Objective
Each line of the listing must be transcribed exactly, except for the images, which should be excluded.
╔══
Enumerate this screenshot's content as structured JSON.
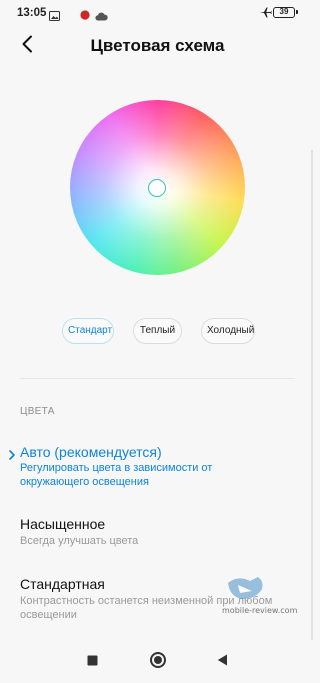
{
  "status_bar": {
    "time": "13:05",
    "battery": "39",
    "icons": [
      "gallery-icon",
      "tomato-icon",
      "cloud-icon",
      "airplane-mode-icon",
      "battery-icon"
    ]
  },
  "header": {
    "title": "Цветовая схема",
    "back_icon": "chevron-left-icon"
  },
  "color_wheel": {
    "presets": [
      {
        "label": "Стандарт",
        "selected": true
      },
      {
        "label": "Теплый",
        "selected": false
      },
      {
        "label": "Холодный",
        "selected": false
      }
    ]
  },
  "colors_section": {
    "header": "ЦВЕТА",
    "options": [
      {
        "title": "Авто (рекомендуется)",
        "subtitle": "Регулировать цвета в зависимости от окружающего освещения",
        "selected": true
      },
      {
        "title": "Насыщенное",
        "subtitle": "Всегда улучшать цвета",
        "selected": false
      },
      {
        "title": "Стандартная",
        "subtitle": "Контрастность останется неизменной при любом освещении",
        "selected": false
      }
    ]
  },
  "watermark": {
    "text": "mobile-review.com"
  },
  "nav_bar": {
    "icons": [
      "recent-apps-icon",
      "home-icon",
      "back-icon"
    ]
  },
  "theme": {
    "accent": "#0d84d9",
    "background": "#f7f7f7",
    "handle": "#2ec4c4"
  }
}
╚══
Output of the exercise
Enumerate this screenshot's content as structured JSON.
{
  "status_bar": {
    "time": "13:05",
    "battery": "39",
    "icons": [
      "gallery-icon",
      "tomato-icon",
      "cloud-icon",
      "airplane-mode-icon",
      "battery-icon"
    ]
  },
  "header": {
    "title": "Цветовая схема",
    "back_icon": "chevron-left-icon"
  },
  "color_wheel": {
    "presets": [
      {
        "label": "Стандарт",
        "selected": true
      },
      {
        "label": "Теплый",
        "selected": false
      },
      {
        "label": "Холодный",
        "selected": false
      }
    ]
  },
  "colors_section": {
    "header": "ЦВЕТА",
    "options": [
      {
        "title": "Авто (рекомендуется)",
        "subtitle": "Регулировать цвета в зависимости от окружающего освещения",
        "selected": true
      },
      {
        "title": "Насыщенное",
        "subtitle": "Всегда улучшать цвета",
        "selected": false
      },
      {
        "title": "Стандартная",
        "subtitle": "Контрастность останется неизменной при любом освещении",
        "selected": false
      }
    ]
  },
  "watermark": {
    "text": "mobile-review.com"
  },
  "nav_bar": {
    "icons": [
      "recent-apps-icon",
      "home-icon",
      "back-icon"
    ]
  },
  "theme": {
    "accent": "#0d84d9",
    "background": "#f7f7f7",
    "handle": "#2ec4c4"
  }
}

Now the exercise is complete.